[Start of TASK DATA]

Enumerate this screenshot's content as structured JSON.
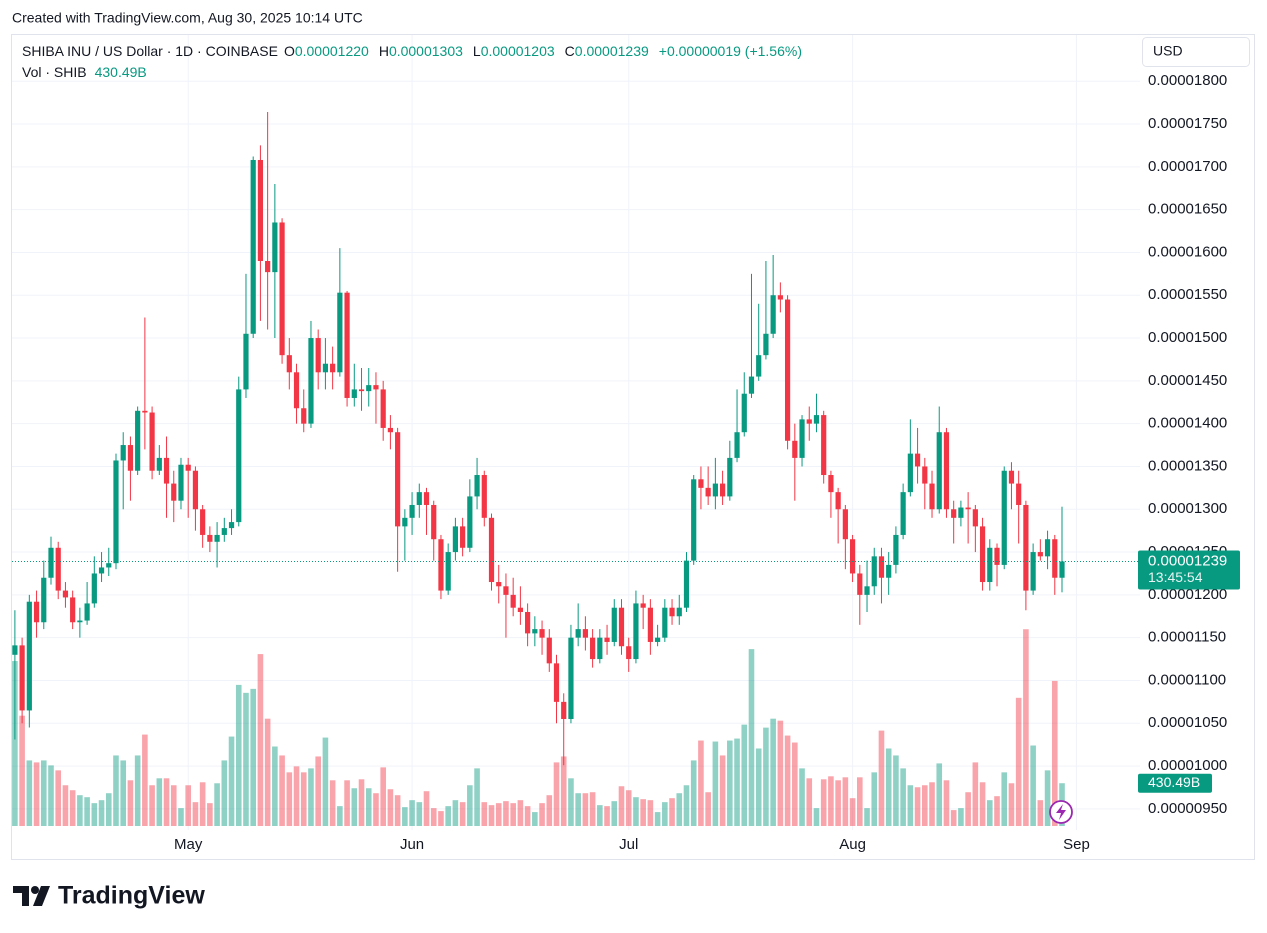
{
  "credit": "Created with TradingView.com, Aug 30, 2025 10:14 UTC",
  "logo": "TradingView",
  "chart_data": {
    "type": "candlestick",
    "title": "SHIBA INU / US Dollar · 1D · COINBASE",
    "ohlc_legend": [
      {
        "label": "O",
        "value": "0.00001220"
      },
      {
        "label": "H",
        "value": "0.00001303"
      },
      {
        "label": "L",
        "value": "0.00001203"
      },
      {
        "label": "C",
        "value": "0.00001239"
      }
    ],
    "change": "+0.00000019 (+1.56%)",
    "volume_title": "Vol · SHIB",
    "volume_value_label": "430.49B",
    "last_price_label": "0.00001239",
    "countdown": "13:45:54",
    "currency": "USD",
    "up_color": "#089981",
    "down_color": "#f23645",
    "grid": true,
    "xlim": [
      -0.4,
      155.8
    ],
    "xticks": [
      {
        "value": 24,
        "label": "May"
      },
      {
        "value": 55,
        "label": "Jun"
      },
      {
        "value": 85,
        "label": "Jul"
      },
      {
        "value": 116,
        "label": "Aug"
      },
      {
        "value": 147,
        "label": "Sep"
      }
    ],
    "ylim": [
      9.3e-06,
      1.854e-05
    ],
    "yticks": [
      {
        "value": 9.5e-06,
        "label": "0.00000950"
      },
      {
        "value": 1e-05,
        "label": "0.00001000"
      },
      {
        "value": 1.05e-05,
        "label": "0.00001050"
      },
      {
        "value": 1.1e-05,
        "label": "0.00001100"
      },
      {
        "value": 1.15e-05,
        "label": "0.00001150"
      },
      {
        "value": 1.2e-05,
        "label": "0.00001200"
      },
      {
        "value": 1.25e-05,
        "label": "0.00001250"
      },
      {
        "value": 1.3e-05,
        "label": "0.00001300"
      },
      {
        "value": 1.35e-05,
        "label": "0.00001350"
      },
      {
        "value": 1.4e-05,
        "label": "0.00001400"
      },
      {
        "value": 1.45e-05,
        "label": "0.00001450"
      },
      {
        "value": 1.5e-05,
        "label": "0.00001500"
      },
      {
        "value": 1.55e-05,
        "label": "0.00001550"
      },
      {
        "value": 1.6e-05,
        "label": "0.00001600"
      },
      {
        "value": 1.65e-05,
        "label": "0.00001650"
      },
      {
        "value": 1.7e-05,
        "label": "0.00001700"
      },
      {
        "value": 1.75e-05,
        "label": "0.00001750"
      },
      {
        "value": 1.8e-05,
        "label": "0.00001800"
      }
    ],
    "y2lim": [
      0,
      7960
    ],
    "open": [
      1.13e-05,
      1.141e-05,
      1.065e-05,
      1.192e-05,
      1.168e-05,
      1.22e-05,
      1.255e-05,
      1.205e-05,
      1.197e-05,
      1.168e-05,
      1.17e-05,
      1.19e-05,
      1.225e-05,
      1.232e-05,
      1.237e-05,
      1.357e-05,
      1.375e-05,
      1.345e-05,
      1.415e-05,
      1.413e-05,
      1.345e-05,
      1.36e-05,
      1.33e-05,
      1.31e-05,
      1.352e-05,
      1.345e-05,
      1.3e-05,
      1.27e-05,
      1.262e-05,
      1.27e-05,
      1.278e-05,
      1.285e-05,
      1.44e-05,
      1.505e-05,
      1.708e-05,
      1.59e-05,
      1.577e-05,
      1.635e-05,
      1.48e-05,
      1.46e-05,
      1.418e-05,
      1.4e-05,
      1.5e-05,
      1.46e-05,
      1.47e-05,
      1.46e-05,
      1.553e-05,
      1.43e-05,
      1.44e-05,
      1.438e-05,
      1.445e-05,
      1.44e-05,
      1.395e-05,
      1.39e-05,
      1.28e-05,
      1.29e-05,
      1.305e-05,
      1.32e-05,
      1.305e-05,
      1.265e-05,
      1.205e-05,
      1.25e-05,
      1.28e-05,
      1.255e-05,
      1.315e-05,
      1.34e-05,
      1.29e-05,
      1.215e-05,
      1.21e-05,
      1.2e-05,
      1.185e-05,
      1.18e-05,
      1.155e-05,
      1.16e-05,
      1.15e-05,
      1.12e-05,
      1.075e-05,
      1.055e-05,
      1.15e-05,
      1.16e-05,
      1.15e-05,
      1.125e-05,
      1.15e-05,
      1.145e-05,
      1.185e-05,
      1.14e-05,
      1.125e-05,
      1.19e-05,
      1.185e-05,
      1.145e-05,
      1.15e-05,
      1.185e-05,
      1.175e-05,
      1.185e-05,
      1.24e-05,
      1.335e-05,
      1.325e-05,
      1.315e-05,
      1.33e-05,
      1.315e-05,
      1.36e-05,
      1.39e-05,
      1.435e-05,
      1.455e-05,
      1.48e-05,
      1.505e-05,
      1.55e-05,
      1.545e-05,
      1.38e-05,
      1.36e-05,
      1.405e-05,
      1.4e-05,
      1.41e-05,
      1.34e-05,
      1.32e-05,
      1.3e-05,
      1.265e-05,
      1.225e-05,
      1.2e-05,
      1.21e-05,
      1.245e-05,
      1.22e-05,
      1.235e-05,
      1.27e-05,
      1.32e-05,
      1.365e-05,
      1.35e-05,
      1.33e-05,
      1.3e-05,
      1.39e-05,
      1.3e-05,
      1.29e-05,
      1.302e-05,
      1.3e-05,
      1.28e-05,
      1.215e-05,
      1.255e-05,
      1.235e-05,
      1.345e-05,
      1.33e-05,
      1.305e-05,
      1.205e-05,
      1.25e-05,
      1.245e-05,
      1.265e-05,
      1.22e-05
    ],
    "high": [
      1.182e-05,
      1.15e-05,
      1.2e-05,
      1.205e-05,
      1.24e-05,
      1.268e-05,
      1.262e-05,
      1.215e-05,
      1.205e-05,
      1.185e-05,
      1.215e-05,
      1.245e-05,
      1.25e-05,
      1.255e-05,
      1.365e-05,
      1.39e-05,
      1.385e-05,
      1.42e-05,
      1.524e-05,
      1.42e-05,
      1.375e-05,
      1.385e-05,
      1.345e-05,
      1.36e-05,
      1.36e-05,
      1.35e-05,
      1.305e-05,
      1.28e-05,
      1.285e-05,
      1.29e-05,
      1.3e-05,
      1.455e-05,
      1.575e-05,
      1.712e-05,
      1.725e-05,
      1.764e-05,
      1.68e-05,
      1.64e-05,
      1.5e-05,
      1.47e-05,
      1.44e-05,
      1.52e-05,
      1.51e-05,
      1.5e-05,
      1.49e-05,
      1.605e-05,
      1.555e-05,
      1.47e-05,
      1.465e-05,
      1.465e-05,
      1.46e-05,
      1.45e-05,
      1.41e-05,
      1.395e-05,
      1.3e-05,
      1.32e-05,
      1.33e-05,
      1.325e-05,
      1.31e-05,
      1.27e-05,
      1.26e-05,
      1.29e-05,
      1.29e-05,
      1.335e-05,
      1.36e-05,
      1.345e-05,
      1.295e-05,
      1.235e-05,
      1.225e-05,
      1.22e-05,
      1.21e-05,
      1.19e-05,
      1.175e-05,
      1.17e-05,
      1.16e-05,
      1.13e-05,
      1.085e-05,
      1.165e-05,
      1.19e-05,
      1.175e-05,
      1.16e-05,
      1.16e-05,
      1.165e-05,
      1.195e-05,
      1.195e-05,
      1.15e-05,
      1.205e-05,
      1.2e-05,
      1.195e-05,
      1.165e-05,
      1.195e-05,
      1.195e-05,
      1.2e-05,
      1.25e-05,
      1.34e-05,
      1.35e-05,
      1.35e-05,
      1.36e-05,
      1.345e-05,
      1.38e-05,
      1.44e-05,
      1.46e-05,
      1.575e-05,
      1.54e-05,
      1.59e-05,
      1.597e-05,
      1.565e-05,
      1.55e-05,
      1.4e-05,
      1.41e-05,
      1.42e-05,
      1.435e-05,
      1.415e-05,
      1.345e-05,
      1.325e-05,
      1.305e-05,
      1.27e-05,
      1.235e-05,
      1.24e-05,
      1.255e-05,
      1.255e-05,
      1.25e-05,
      1.28e-05,
      1.33e-05,
      1.405e-05,
      1.395e-05,
      1.36e-05,
      1.345e-05,
      1.42e-05,
      1.395e-05,
      1.31e-05,
      1.31e-05,
      1.32e-05,
      1.305e-05,
      1.29e-05,
      1.265e-05,
      1.26e-05,
      1.35e-05,
      1.355e-05,
      1.345e-05,
      1.31e-05,
      1.26e-05,
      1.265e-05,
      1.275e-05,
      1.27e-05,
      1.303e-05
    ],
    "low": [
      1.031e-05,
      1.05e-05,
      1.045e-05,
      1.15e-05,
      1.16e-05,
      1.212e-05,
      1.195e-05,
      1.185e-05,
      1.16e-05,
      1.15e-05,
      1.165e-05,
      1.185e-05,
      1.215e-05,
      1.222e-05,
      1.23e-05,
      1.3e-05,
      1.31e-05,
      1.34e-05,
      1.37e-05,
      1.335e-05,
      1.34e-05,
      1.29e-05,
      1.285e-05,
      1.3e-05,
      1.29e-05,
      1.275e-05,
      1.255e-05,
      1.25e-05,
      1.232e-05,
      1.262e-05,
      1.27e-05,
      1.28e-05,
      1.43e-05,
      1.5e-05,
      1.52e-05,
      1.51e-05,
      1.5e-05,
      1.47e-05,
      1.44e-05,
      1.4e-05,
      1.39e-05,
      1.395e-05,
      1.44e-05,
      1.44e-05,
      1.44e-05,
      1.455e-05,
      1.42e-05,
      1.42e-05,
      1.415e-05,
      1.42e-05,
      1.4e-05,
      1.38e-05,
      1.37e-05,
      1.227e-05,
      1.24e-05,
      1.27e-05,
      1.29e-05,
      1.27e-05,
      1.24e-05,
      1.195e-05,
      1.2e-05,
      1.24e-05,
      1.245e-05,
      1.25e-05,
      1.3e-05,
      1.28e-05,
      1.205e-05,
      1.19e-05,
      1.15e-05,
      1.175e-05,
      1.165e-05,
      1.14e-05,
      1.14e-05,
      1.13e-05,
      1.11e-05,
      1.05e-05,
      1.001e-05,
      1.05e-05,
      1.14e-05,
      1.135e-05,
      1.115e-05,
      1.12e-05,
      1.13e-05,
      1.14e-05,
      1.13e-05,
      1.11e-05,
      1.12e-05,
      1.16e-05,
      1.13e-05,
      1.14e-05,
      1.145e-05,
      1.165e-05,
      1.165e-05,
      1.18e-05,
      1.235e-05,
      1.3e-05,
      1.305e-05,
      1.3e-05,
      1.305e-05,
      1.31e-05,
      1.355e-05,
      1.385e-05,
      1.43e-05,
      1.45e-05,
      1.475e-05,
      1.5e-05,
      1.53e-05,
      1.37e-05,
      1.31e-05,
      1.35e-05,
      1.38e-05,
      1.39e-05,
      1.33e-05,
      1.29e-05,
      1.26e-05,
      1.23e-05,
      1.215e-05,
      1.165e-05,
      1.18e-05,
      1.2e-05,
      1.19e-05,
      1.2e-05,
      1.225e-05,
      1.265e-05,
      1.315e-05,
      1.33e-05,
      1.3e-05,
      1.29e-05,
      1.295e-05,
      1.29e-05,
      1.26e-05,
      1.28e-05,
      1.26e-05,
      1.25e-05,
      1.205e-05,
      1.205e-05,
      1.21e-05,
      1.23e-05,
      1.3e-05,
      1.26e-05,
      1.182e-05,
      1.2e-05,
      1.24e-05,
      1.23e-05,
      1.2e-05,
      1.203e-05
    ],
    "close": [
      1.141e-05,
      1.065e-05,
      1.192e-05,
      1.168e-05,
      1.22e-05,
      1.255e-05,
      1.205e-05,
      1.197e-05,
      1.168e-05,
      1.17e-05,
      1.19e-05,
      1.225e-05,
      1.232e-05,
      1.237e-05,
      1.357e-05,
      1.375e-05,
      1.345e-05,
      1.415e-05,
      1.413e-05,
      1.345e-05,
      1.36e-05,
      1.33e-05,
      1.31e-05,
      1.352e-05,
      1.345e-05,
      1.3e-05,
      1.27e-05,
      1.262e-05,
      1.27e-05,
      1.278e-05,
      1.285e-05,
      1.44e-05,
      1.505e-05,
      1.708e-05,
      1.59e-05,
      1.577e-05,
      1.635e-05,
      1.48e-05,
      1.46e-05,
      1.418e-05,
      1.4e-05,
      1.5e-05,
      1.46e-05,
      1.47e-05,
      1.46e-05,
      1.553e-05,
      1.43e-05,
      1.44e-05,
      1.438e-05,
      1.445e-05,
      1.44e-05,
      1.395e-05,
      1.39e-05,
      1.28e-05,
      1.29e-05,
      1.305e-05,
      1.32e-05,
      1.305e-05,
      1.265e-05,
      1.205e-05,
      1.25e-05,
      1.28e-05,
      1.255e-05,
      1.315e-05,
      1.34e-05,
      1.29e-05,
      1.215e-05,
      1.21e-05,
      1.2e-05,
      1.185e-05,
      1.18e-05,
      1.155e-05,
      1.16e-05,
      1.15e-05,
      1.12e-05,
      1.075e-05,
      1.055e-05,
      1.15e-05,
      1.16e-05,
      1.15e-05,
      1.125e-05,
      1.15e-05,
      1.145e-05,
      1.185e-05,
      1.14e-05,
      1.125e-05,
      1.19e-05,
      1.185e-05,
      1.145e-05,
      1.15e-05,
      1.185e-05,
      1.175e-05,
      1.185e-05,
      1.24e-05,
      1.335e-05,
      1.325e-05,
      1.315e-05,
      1.33e-05,
      1.315e-05,
      1.36e-05,
      1.39e-05,
      1.435e-05,
      1.455e-05,
      1.48e-05,
      1.505e-05,
      1.55e-05,
      1.545e-05,
      1.38e-05,
      1.36e-05,
      1.405e-05,
      1.4e-05,
      1.41e-05,
      1.34e-05,
      1.32e-05,
      1.3e-05,
      1.265e-05,
      1.225e-05,
      1.2e-05,
      1.21e-05,
      1.245e-05,
      1.22e-05,
      1.235e-05,
      1.27e-05,
      1.32e-05,
      1.365e-05,
      1.35e-05,
      1.33e-05,
      1.3e-05,
      1.39e-05,
      1.3e-05,
      1.29e-05,
      1.302e-05,
      1.3e-05,
      1.28e-05,
      1.215e-05,
      1.255e-05,
      1.235e-05,
      1.345e-05,
      1.33e-05,
      1.305e-05,
      1.205e-05,
      1.25e-05,
      1.245e-05,
      1.265e-05,
      1.22e-05,
      1.239e-05
    ],
    "volume": [
      1660,
      1110,
      660,
      640,
      660,
      610,
      560,
      410,
      360,
      310,
      290,
      230,
      260,
      330,
      710,
      660,
      460,
      710,
      920,
      410,
      480,
      480,
      410,
      180,
      410,
      240,
      440,
      230,
      430,
      660,
      900,
      1420,
      1340,
      1380,
      1730,
      1080,
      800,
      710,
      540,
      600,
      540,
      580,
      700,
      890,
      460,
      200,
      460,
      380,
      470,
      380,
      330,
      590,
      370,
      310,
      190,
      260,
      240,
      350,
      180,
      150,
      200,
      260,
      240,
      410,
      580,
      240,
      210,
      230,
      250,
      230,
      260,
      200,
      140,
      230,
      310,
      640,
      700,
      480,
      330,
      330,
      340,
      210,
      200,
      250,
      400,
      360,
      290,
      270,
      260,
      140,
      240,
      280,
      330,
      410,
      660,
      860,
      340,
      850,
      710,
      860,
      880,
      1020,
      1780,
      780,
      990,
      1080,
      1060,
      910,
      840,
      580,
      480,
      180,
      470,
      500,
      460,
      490,
      280,
      490,
      180,
      540,
      960,
      780,
      710,
      580,
      410,
      390,
      410,
      440,
      630,
      460,
      160,
      180,
      340,
      640,
      440,
      260,
      300,
      540,
      430,
      1290,
      1980,
      810,
      260,
      560,
      1460,
      430.49
    ]
  }
}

[End of TASK DATA]

- INSTRUCTIONS FOR THE TASK -
Go through the preceding material and copy each line that has the word "TradingView".

- REPLY -
  "credit": "Created with TradingView.com, Aug 30, 2025 10:14 UTC",
  "logo": "TradingView",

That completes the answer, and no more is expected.